- Exercise:
From the listing that follows, output everything exactly except the pictures.

:: Exercise material ::

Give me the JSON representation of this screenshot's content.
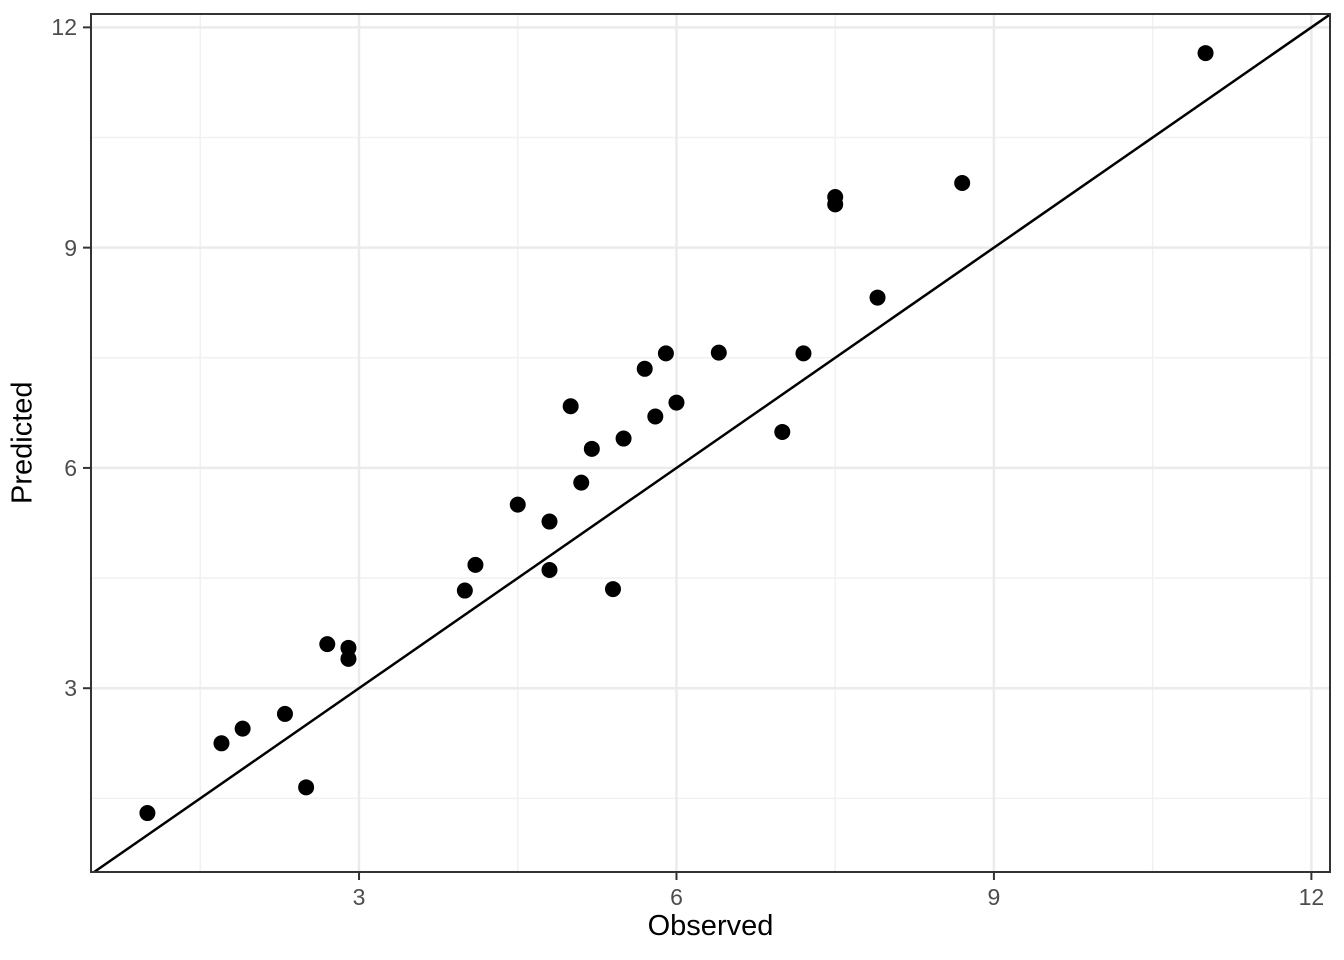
{
  "chart_data": {
    "type": "scatter",
    "xlabel": "Observed",
    "ylabel": "Predicted",
    "xlim": [
      0.467,
      12.176
    ],
    "ylim": [
      0.497,
      12.182
    ],
    "x_ticks": [
      3,
      6,
      9,
      12
    ],
    "x_tick_labels": [
      "3",
      "6",
      "9",
      "12"
    ],
    "y_ticks": [
      3,
      6,
      9,
      12
    ],
    "y_tick_labels": [
      "3",
      "6",
      "9",
      "12"
    ],
    "x_minor_ticks": [
      1.5,
      4.5,
      7.5,
      10.5
    ],
    "y_minor_ticks": [
      1.5,
      4.5,
      7.5,
      10.5
    ],
    "grid": true,
    "legend": "none",
    "reference_line": {
      "type": "identity",
      "slope": 1,
      "intercept": 0
    },
    "points": [
      [
        1.0,
        1.3
      ],
      [
        1.7,
        2.25
      ],
      [
        1.9,
        2.45
      ],
      [
        2.3,
        2.65
      ],
      [
        2.5,
        1.65
      ],
      [
        2.7,
        3.6
      ],
      [
        2.9,
        3.55
      ],
      [
        2.9,
        3.4
      ],
      [
        4.0,
        4.33
      ],
      [
        4.1,
        4.68
      ],
      [
        4.5,
        5.5
      ],
      [
        4.8,
        5.27
      ],
      [
        4.8,
        4.61
      ],
      [
        5.0,
        6.84
      ],
      [
        5.1,
        5.8
      ],
      [
        5.2,
        6.26
      ],
      [
        5.4,
        4.35
      ],
      [
        5.5,
        6.4
      ],
      [
        5.7,
        7.35
      ],
      [
        5.8,
        6.7
      ],
      [
        5.9,
        7.56
      ],
      [
        6.0,
        6.89
      ],
      [
        6.4,
        7.57
      ],
      [
        7.0,
        6.49
      ],
      [
        7.2,
        7.56
      ],
      [
        7.5,
        9.69
      ],
      [
        7.5,
        9.59
      ],
      [
        7.9,
        8.32
      ],
      [
        8.7,
        9.88
      ],
      [
        11.0,
        11.65
      ]
    ],
    "colors": {
      "point": "#000000",
      "line": "#000000",
      "grid_major": "#ebebeb",
      "grid_minor": "#f1f1f1",
      "panel_border": "#333333",
      "tick_mark": "#333333",
      "tick_label": "#4d4d4d",
      "axis_title": "#000000",
      "background": "#ffffff"
    }
  }
}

:::

- Correct response:
Give me the JSON representation of this screenshot's content.
{
  "chart_data": {
    "type": "scatter",
    "xlabel": "Observed",
    "ylabel": "Predicted",
    "xlim": [
      0.467,
      12.176
    ],
    "ylim": [
      0.497,
      12.182
    ],
    "x_ticks": [
      3,
      6,
      9,
      12
    ],
    "x_tick_labels": [
      "3",
      "6",
      "9",
      "12"
    ],
    "y_ticks": [
      3,
      6,
      9,
      12
    ],
    "y_tick_labels": [
      "3",
      "6",
      "9",
      "12"
    ],
    "x_minor_ticks": [
      1.5,
      4.5,
      7.5,
      10.5
    ],
    "y_minor_ticks": [
      1.5,
      4.5,
      7.5,
      10.5
    ],
    "grid": true,
    "legend": "none",
    "reference_line": {
      "type": "identity",
      "slope": 1,
      "intercept": 0
    },
    "points": [
      [
        1.0,
        1.3
      ],
      [
        1.7,
        2.25
      ],
      [
        1.9,
        2.45
      ],
      [
        2.3,
        2.65
      ],
      [
        2.5,
        1.65
      ],
      [
        2.7,
        3.6
      ],
      [
        2.9,
        3.55
      ],
      [
        2.9,
        3.4
      ],
      [
        4.0,
        4.33
      ],
      [
        4.1,
        4.68
      ],
      [
        4.5,
        5.5
      ],
      [
        4.8,
        5.27
      ],
      [
        4.8,
        4.61
      ],
      [
        5.0,
        6.84
      ],
      [
        5.1,
        5.8
      ],
      [
        5.2,
        6.26
      ],
      [
        5.4,
        4.35
      ],
      [
        5.5,
        6.4
      ],
      [
        5.7,
        7.35
      ],
      [
        5.8,
        6.7
      ],
      [
        5.9,
        7.56
      ],
      [
        6.0,
        6.89
      ],
      [
        6.4,
        7.57
      ],
      [
        7.0,
        6.49
      ],
      [
        7.2,
        7.56
      ],
      [
        7.5,
        9.69
      ],
      [
        7.5,
        9.59
      ],
      [
        7.9,
        8.32
      ],
      [
        8.7,
        9.88
      ],
      [
        11.0,
        11.65
      ]
    ],
    "colors": {
      "point": "#000000",
      "line": "#000000",
      "grid_major": "#ebebeb",
      "grid_minor": "#f1f1f1",
      "panel_border": "#333333",
      "tick_mark": "#333333",
      "tick_label": "#4d4d4d",
      "axis_title": "#000000",
      "background": "#ffffff"
    }
  }
}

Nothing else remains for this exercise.